■ The task:
Quote the records word for word from the first line through the line containing "variable-name: OS xyxy=(33,318,51,332)", with that line included.

■ Items:
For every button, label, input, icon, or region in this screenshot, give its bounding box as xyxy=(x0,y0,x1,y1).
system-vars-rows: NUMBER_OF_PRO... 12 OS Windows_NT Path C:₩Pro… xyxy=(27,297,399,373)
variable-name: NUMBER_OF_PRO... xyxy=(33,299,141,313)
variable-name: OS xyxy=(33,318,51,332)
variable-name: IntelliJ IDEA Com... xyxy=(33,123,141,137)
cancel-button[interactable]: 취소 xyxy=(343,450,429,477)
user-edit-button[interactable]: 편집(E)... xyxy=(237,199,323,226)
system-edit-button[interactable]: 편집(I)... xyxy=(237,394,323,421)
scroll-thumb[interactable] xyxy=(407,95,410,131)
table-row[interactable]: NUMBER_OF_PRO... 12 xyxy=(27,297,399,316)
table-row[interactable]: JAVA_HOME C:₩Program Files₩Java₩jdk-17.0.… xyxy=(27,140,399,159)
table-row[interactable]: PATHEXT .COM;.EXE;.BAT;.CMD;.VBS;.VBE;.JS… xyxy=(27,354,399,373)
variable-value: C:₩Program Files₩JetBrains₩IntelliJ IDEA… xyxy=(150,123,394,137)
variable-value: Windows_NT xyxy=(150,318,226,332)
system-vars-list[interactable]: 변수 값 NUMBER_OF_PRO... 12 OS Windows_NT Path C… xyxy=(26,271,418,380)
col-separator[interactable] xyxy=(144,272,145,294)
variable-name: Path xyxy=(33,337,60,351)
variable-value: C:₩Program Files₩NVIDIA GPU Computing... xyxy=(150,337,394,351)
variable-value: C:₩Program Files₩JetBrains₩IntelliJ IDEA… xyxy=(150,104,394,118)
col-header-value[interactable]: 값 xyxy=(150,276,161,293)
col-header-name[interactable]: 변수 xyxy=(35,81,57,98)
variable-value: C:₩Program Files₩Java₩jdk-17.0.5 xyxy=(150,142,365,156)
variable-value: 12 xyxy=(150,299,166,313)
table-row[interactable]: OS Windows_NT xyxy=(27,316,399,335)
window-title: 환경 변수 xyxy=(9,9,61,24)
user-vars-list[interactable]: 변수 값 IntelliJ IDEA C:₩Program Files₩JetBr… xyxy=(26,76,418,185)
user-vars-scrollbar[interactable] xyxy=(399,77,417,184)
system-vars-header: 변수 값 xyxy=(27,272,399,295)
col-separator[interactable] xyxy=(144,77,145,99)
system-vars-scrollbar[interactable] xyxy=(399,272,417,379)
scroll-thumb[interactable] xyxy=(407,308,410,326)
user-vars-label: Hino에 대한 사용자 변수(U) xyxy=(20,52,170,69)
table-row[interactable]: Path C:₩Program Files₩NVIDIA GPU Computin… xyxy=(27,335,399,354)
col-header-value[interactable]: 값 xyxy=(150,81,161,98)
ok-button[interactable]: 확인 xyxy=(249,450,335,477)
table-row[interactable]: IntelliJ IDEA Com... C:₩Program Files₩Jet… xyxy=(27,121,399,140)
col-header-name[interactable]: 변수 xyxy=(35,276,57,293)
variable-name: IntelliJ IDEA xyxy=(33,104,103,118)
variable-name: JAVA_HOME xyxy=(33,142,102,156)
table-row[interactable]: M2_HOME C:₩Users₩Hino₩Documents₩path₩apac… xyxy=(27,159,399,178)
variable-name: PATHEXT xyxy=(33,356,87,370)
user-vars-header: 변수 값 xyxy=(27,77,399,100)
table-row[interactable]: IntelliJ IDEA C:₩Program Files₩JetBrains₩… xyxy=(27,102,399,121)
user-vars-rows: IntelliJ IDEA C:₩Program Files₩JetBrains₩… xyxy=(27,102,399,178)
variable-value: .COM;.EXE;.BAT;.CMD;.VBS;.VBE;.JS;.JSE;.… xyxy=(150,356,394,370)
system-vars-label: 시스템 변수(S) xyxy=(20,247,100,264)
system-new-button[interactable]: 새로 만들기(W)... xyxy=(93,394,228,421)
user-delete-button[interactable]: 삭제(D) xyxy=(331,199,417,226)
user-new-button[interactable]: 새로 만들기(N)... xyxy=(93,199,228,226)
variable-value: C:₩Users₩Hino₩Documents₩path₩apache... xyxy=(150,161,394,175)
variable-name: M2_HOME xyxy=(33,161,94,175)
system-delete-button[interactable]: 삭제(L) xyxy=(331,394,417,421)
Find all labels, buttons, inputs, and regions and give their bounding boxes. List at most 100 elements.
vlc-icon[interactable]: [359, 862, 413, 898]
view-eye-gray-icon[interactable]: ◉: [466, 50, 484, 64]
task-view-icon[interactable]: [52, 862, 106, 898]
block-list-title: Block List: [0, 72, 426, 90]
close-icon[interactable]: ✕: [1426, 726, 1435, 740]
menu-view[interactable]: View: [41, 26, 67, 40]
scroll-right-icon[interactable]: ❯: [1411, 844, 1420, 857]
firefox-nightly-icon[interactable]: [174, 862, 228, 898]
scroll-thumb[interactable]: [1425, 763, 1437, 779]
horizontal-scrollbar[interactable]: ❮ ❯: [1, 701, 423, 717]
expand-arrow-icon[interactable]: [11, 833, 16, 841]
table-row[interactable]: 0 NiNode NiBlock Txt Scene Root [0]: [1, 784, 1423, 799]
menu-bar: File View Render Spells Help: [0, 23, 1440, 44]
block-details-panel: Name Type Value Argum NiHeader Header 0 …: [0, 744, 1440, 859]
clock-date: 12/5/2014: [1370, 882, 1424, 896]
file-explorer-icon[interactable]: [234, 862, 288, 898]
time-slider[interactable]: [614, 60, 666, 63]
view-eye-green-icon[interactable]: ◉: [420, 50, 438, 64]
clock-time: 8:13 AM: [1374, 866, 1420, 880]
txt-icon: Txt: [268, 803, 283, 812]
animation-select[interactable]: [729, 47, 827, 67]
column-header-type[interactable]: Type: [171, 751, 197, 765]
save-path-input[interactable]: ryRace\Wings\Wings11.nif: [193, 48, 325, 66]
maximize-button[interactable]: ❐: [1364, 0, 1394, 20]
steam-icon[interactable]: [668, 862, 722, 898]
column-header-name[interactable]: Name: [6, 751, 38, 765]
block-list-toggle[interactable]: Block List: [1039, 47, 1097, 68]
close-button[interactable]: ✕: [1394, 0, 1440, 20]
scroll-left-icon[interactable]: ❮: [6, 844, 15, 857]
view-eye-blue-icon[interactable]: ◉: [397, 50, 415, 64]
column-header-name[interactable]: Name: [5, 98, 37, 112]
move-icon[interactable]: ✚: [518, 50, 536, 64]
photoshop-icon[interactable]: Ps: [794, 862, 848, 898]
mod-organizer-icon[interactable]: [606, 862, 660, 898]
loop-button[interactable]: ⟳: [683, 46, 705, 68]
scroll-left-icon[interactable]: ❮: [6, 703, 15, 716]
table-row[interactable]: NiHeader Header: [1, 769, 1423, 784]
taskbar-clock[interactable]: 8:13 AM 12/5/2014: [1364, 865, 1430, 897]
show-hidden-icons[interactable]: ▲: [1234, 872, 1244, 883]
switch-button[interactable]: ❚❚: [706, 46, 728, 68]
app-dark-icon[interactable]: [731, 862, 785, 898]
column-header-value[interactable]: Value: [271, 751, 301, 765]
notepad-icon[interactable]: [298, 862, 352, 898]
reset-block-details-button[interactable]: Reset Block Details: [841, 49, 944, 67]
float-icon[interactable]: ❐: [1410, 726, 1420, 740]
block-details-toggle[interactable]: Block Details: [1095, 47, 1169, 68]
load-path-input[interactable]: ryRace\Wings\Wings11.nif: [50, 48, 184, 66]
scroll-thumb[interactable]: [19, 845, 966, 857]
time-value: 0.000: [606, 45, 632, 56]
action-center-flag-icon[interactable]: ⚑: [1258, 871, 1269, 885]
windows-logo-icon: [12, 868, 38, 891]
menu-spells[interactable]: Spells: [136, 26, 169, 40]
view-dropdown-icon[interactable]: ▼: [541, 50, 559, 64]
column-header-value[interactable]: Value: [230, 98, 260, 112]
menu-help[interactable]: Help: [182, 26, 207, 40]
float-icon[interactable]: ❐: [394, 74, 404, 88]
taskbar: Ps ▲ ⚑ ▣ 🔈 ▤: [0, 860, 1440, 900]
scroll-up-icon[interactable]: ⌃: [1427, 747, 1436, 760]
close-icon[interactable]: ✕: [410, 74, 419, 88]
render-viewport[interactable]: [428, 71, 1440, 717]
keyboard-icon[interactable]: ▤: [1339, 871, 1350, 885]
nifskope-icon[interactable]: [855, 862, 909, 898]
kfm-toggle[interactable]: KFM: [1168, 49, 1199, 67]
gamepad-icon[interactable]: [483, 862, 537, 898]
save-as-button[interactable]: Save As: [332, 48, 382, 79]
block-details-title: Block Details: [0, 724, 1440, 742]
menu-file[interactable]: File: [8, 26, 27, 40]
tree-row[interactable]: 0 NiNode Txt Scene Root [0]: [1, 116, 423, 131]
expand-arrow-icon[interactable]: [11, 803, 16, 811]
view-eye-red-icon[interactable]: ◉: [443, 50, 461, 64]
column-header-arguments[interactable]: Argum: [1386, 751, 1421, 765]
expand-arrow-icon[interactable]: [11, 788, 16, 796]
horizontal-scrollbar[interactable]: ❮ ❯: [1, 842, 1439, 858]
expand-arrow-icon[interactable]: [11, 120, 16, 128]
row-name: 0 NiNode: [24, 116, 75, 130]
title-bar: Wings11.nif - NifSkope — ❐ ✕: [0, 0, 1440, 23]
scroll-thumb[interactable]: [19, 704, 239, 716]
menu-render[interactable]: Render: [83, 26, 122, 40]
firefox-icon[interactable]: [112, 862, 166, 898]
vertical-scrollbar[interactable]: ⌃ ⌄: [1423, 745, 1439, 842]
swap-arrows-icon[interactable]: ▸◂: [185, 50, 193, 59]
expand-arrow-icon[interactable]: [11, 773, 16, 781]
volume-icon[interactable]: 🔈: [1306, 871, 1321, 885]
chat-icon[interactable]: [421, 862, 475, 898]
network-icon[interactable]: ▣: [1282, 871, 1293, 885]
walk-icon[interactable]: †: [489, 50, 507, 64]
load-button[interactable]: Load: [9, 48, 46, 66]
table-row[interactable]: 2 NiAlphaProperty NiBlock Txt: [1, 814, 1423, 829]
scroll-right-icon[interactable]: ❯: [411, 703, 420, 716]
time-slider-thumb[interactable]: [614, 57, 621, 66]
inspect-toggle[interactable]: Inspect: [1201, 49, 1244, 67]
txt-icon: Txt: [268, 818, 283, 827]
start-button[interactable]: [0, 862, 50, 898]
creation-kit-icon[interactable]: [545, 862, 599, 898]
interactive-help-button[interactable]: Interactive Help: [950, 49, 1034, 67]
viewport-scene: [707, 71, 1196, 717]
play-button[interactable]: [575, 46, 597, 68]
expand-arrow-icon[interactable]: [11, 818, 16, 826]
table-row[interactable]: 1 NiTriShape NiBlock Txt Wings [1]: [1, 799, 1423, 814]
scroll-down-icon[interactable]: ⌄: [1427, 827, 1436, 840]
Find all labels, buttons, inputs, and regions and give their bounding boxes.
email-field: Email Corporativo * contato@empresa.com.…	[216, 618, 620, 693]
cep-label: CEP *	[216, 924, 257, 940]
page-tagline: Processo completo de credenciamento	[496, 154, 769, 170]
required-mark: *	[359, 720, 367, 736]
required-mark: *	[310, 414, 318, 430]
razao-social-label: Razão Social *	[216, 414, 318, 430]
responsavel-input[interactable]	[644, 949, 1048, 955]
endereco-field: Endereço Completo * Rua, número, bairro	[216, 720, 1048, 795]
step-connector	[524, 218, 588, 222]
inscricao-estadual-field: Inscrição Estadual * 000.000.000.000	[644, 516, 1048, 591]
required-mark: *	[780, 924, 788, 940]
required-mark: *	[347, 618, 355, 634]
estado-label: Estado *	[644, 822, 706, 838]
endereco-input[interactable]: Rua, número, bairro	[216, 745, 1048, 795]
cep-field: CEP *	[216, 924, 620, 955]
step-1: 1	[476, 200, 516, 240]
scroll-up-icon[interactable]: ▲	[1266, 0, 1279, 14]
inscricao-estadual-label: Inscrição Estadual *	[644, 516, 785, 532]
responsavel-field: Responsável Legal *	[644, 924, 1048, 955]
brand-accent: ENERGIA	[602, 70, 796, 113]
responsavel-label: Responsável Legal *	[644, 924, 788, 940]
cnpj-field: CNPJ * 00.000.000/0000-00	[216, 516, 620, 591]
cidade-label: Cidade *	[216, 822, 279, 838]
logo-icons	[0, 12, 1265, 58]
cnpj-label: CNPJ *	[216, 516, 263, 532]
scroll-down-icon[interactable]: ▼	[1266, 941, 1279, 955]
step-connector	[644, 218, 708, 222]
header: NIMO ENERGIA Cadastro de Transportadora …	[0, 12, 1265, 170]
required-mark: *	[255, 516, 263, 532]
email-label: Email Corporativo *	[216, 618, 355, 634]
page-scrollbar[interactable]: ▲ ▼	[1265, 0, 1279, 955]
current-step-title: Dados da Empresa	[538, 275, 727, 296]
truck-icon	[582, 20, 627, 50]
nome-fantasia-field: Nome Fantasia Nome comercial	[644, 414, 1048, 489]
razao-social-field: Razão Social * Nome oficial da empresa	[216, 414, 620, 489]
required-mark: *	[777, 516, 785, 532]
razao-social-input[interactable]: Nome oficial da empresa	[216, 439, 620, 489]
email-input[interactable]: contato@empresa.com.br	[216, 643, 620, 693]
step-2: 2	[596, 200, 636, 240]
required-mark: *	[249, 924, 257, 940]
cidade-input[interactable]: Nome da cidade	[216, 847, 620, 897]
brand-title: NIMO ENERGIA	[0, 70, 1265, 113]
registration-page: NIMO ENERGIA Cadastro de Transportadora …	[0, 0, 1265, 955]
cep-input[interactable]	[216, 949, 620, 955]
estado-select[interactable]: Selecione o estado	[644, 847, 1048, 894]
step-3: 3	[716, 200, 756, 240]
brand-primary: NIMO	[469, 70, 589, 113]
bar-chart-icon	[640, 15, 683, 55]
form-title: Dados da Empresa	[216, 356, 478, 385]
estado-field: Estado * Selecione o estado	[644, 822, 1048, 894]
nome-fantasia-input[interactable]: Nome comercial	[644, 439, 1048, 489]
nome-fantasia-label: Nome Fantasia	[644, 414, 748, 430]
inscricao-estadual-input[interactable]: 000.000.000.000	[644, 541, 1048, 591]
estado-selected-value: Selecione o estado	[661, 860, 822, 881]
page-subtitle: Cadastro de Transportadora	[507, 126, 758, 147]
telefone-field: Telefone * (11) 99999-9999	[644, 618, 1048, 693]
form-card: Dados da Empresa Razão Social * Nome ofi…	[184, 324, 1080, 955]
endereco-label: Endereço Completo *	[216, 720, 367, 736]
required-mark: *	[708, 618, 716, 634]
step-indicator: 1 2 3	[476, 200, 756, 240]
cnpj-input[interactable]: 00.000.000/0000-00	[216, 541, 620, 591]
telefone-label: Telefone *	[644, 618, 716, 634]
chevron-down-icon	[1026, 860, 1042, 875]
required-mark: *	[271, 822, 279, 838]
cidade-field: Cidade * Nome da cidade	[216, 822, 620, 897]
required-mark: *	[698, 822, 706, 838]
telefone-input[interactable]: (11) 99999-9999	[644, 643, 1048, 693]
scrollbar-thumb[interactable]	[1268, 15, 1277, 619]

■ Correct result:
For every button, label, input, icon, or region in this screenshot, give its bounding box as xyxy=(x0,y0,x1,y1).
system-vars-rows: NUMBER_OF_PRO... 12 OS Windows_NT Path C:₩Pro… xyxy=(27,297,399,373)
variable-name: NUMBER_OF_PRO... xyxy=(33,299,141,313)
variable-name: OS xyxy=(33,318,51,332)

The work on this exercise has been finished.